[Extracted data entries]
* * *

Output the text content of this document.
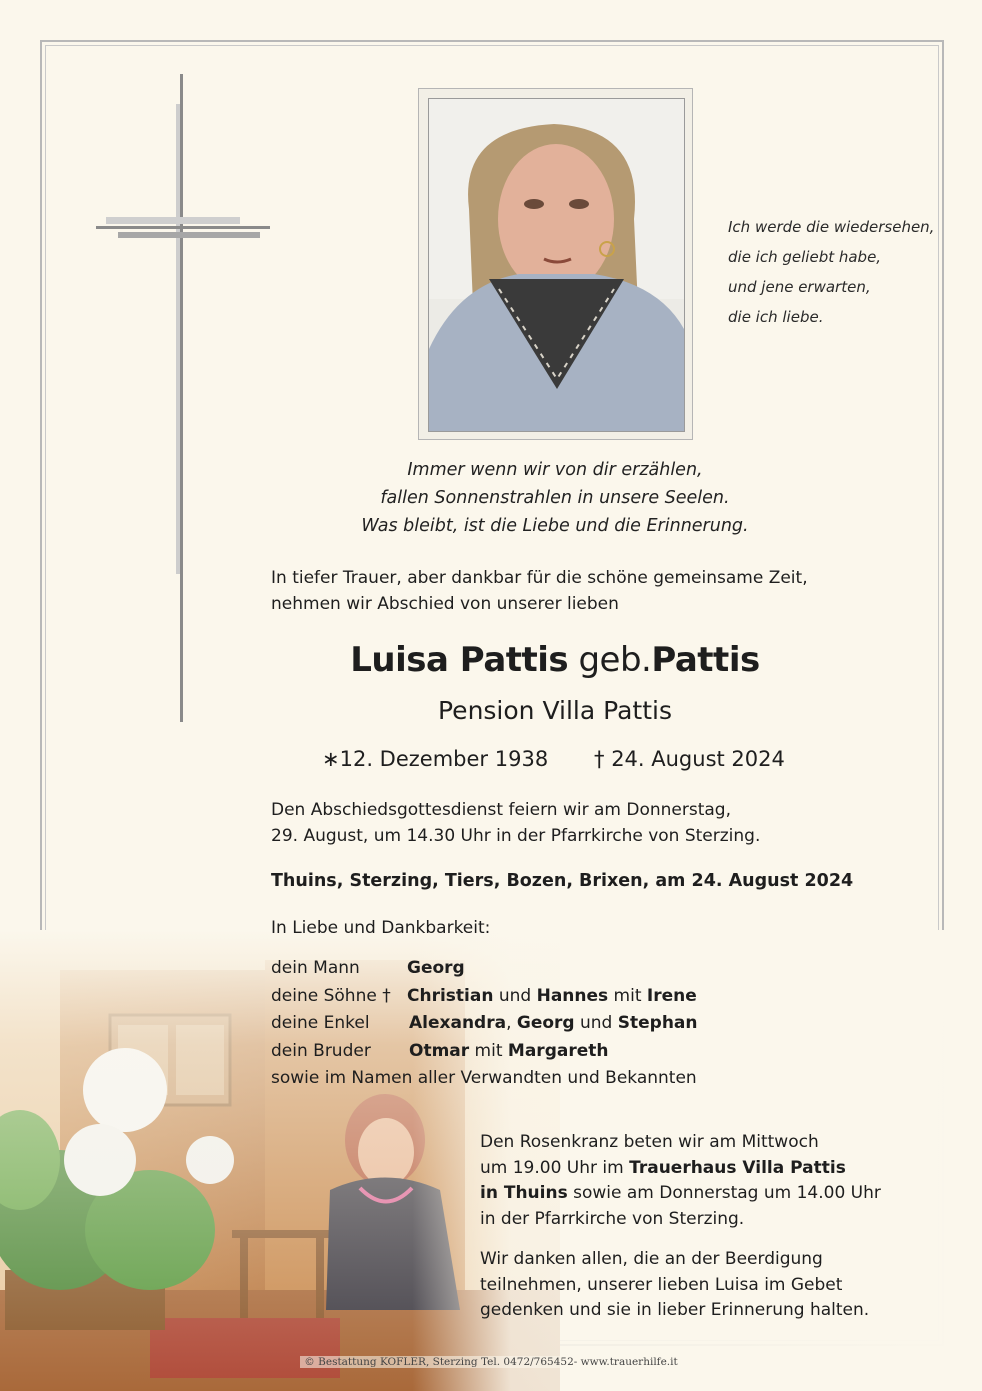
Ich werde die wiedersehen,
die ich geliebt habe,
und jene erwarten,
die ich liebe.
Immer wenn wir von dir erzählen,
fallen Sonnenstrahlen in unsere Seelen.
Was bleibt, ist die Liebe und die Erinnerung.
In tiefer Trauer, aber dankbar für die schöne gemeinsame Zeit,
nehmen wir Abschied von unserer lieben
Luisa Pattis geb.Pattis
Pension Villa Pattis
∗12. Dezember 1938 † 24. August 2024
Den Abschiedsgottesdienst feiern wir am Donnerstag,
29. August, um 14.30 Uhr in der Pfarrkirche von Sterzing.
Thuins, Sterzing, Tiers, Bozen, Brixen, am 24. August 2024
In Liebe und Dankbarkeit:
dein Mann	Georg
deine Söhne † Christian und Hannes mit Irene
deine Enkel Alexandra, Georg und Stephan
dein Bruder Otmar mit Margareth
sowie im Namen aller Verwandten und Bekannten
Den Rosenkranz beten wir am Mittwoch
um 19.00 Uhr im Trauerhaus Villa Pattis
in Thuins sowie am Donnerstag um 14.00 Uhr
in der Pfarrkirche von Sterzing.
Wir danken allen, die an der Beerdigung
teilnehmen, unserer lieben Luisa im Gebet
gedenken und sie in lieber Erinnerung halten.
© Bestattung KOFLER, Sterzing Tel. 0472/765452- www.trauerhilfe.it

* * *

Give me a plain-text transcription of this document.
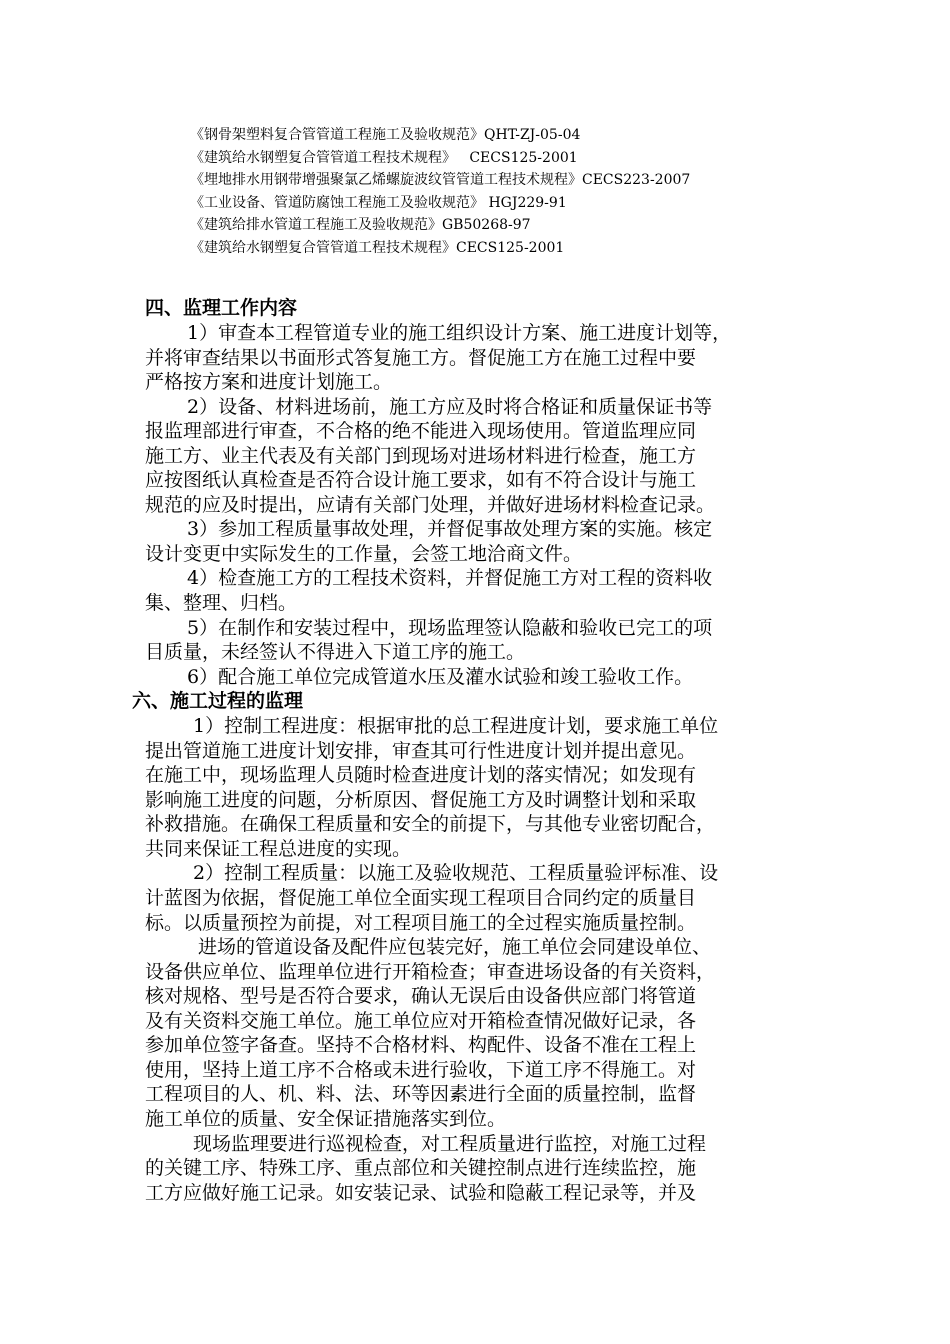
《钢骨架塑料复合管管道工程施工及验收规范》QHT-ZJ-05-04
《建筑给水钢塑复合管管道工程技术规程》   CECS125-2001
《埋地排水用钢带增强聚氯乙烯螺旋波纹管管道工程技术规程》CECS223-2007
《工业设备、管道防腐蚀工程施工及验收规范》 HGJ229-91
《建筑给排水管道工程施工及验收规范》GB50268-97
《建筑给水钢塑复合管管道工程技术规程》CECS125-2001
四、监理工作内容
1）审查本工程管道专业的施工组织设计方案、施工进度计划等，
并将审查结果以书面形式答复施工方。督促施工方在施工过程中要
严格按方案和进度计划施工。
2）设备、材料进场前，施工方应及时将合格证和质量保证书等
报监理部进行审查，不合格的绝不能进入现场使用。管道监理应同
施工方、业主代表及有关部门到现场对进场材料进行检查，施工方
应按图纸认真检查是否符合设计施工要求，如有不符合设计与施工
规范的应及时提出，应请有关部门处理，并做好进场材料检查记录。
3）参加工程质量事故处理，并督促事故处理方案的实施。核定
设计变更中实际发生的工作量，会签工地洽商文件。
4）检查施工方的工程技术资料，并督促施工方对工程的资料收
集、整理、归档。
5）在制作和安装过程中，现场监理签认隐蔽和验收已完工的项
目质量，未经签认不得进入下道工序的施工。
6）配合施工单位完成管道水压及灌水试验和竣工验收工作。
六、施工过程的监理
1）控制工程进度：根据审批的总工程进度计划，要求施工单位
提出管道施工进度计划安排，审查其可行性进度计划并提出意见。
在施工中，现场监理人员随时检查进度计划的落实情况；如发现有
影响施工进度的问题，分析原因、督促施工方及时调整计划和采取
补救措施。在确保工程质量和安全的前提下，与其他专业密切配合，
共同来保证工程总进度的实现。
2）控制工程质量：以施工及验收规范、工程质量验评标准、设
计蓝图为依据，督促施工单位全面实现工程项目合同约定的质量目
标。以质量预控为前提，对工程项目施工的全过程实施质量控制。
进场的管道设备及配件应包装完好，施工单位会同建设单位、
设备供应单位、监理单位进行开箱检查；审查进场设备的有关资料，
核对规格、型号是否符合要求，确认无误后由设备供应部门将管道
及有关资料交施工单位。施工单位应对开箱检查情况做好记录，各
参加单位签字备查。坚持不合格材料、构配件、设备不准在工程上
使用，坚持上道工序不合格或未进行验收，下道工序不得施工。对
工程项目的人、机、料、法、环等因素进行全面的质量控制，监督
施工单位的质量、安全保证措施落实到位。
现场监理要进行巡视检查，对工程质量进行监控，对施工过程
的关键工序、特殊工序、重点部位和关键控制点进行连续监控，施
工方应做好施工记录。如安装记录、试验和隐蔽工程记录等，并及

* * *

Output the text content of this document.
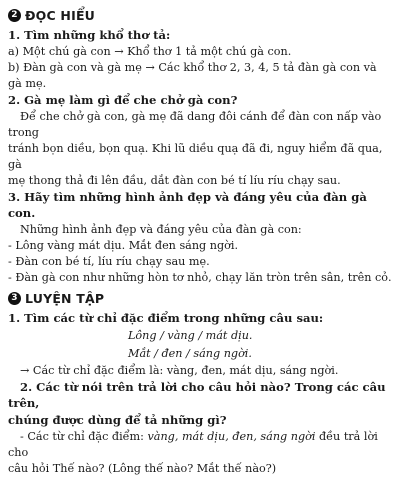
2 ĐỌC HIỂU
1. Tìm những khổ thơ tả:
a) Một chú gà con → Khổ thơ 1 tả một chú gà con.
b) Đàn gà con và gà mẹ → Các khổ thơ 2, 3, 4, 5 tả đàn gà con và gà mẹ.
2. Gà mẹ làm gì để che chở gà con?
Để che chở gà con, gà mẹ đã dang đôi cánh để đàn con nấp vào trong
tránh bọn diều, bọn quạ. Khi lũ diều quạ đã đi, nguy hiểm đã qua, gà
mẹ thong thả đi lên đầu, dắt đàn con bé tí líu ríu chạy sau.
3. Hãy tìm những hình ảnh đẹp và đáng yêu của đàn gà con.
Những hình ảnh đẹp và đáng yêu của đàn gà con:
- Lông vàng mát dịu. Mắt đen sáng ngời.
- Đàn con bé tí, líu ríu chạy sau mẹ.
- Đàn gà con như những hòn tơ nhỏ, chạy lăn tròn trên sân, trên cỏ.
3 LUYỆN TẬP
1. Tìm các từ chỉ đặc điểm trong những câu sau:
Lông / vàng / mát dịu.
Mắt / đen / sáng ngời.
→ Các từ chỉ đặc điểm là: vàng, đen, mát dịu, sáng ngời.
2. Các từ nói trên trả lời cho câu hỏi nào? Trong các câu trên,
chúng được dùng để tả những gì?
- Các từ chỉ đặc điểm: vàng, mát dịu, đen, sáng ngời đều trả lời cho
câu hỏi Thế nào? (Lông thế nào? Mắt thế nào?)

* * *

- **Goal of the exercise**
Copy every line of the listing where the word "Lông" appears.

- **Result for this task**
- Lông vàng mát dịu. Mắt đen sáng ngời.
Lông / vàng / mát dịu.
câu hỏi Thế nào? (Lông thế nào? Mắt thế nào?)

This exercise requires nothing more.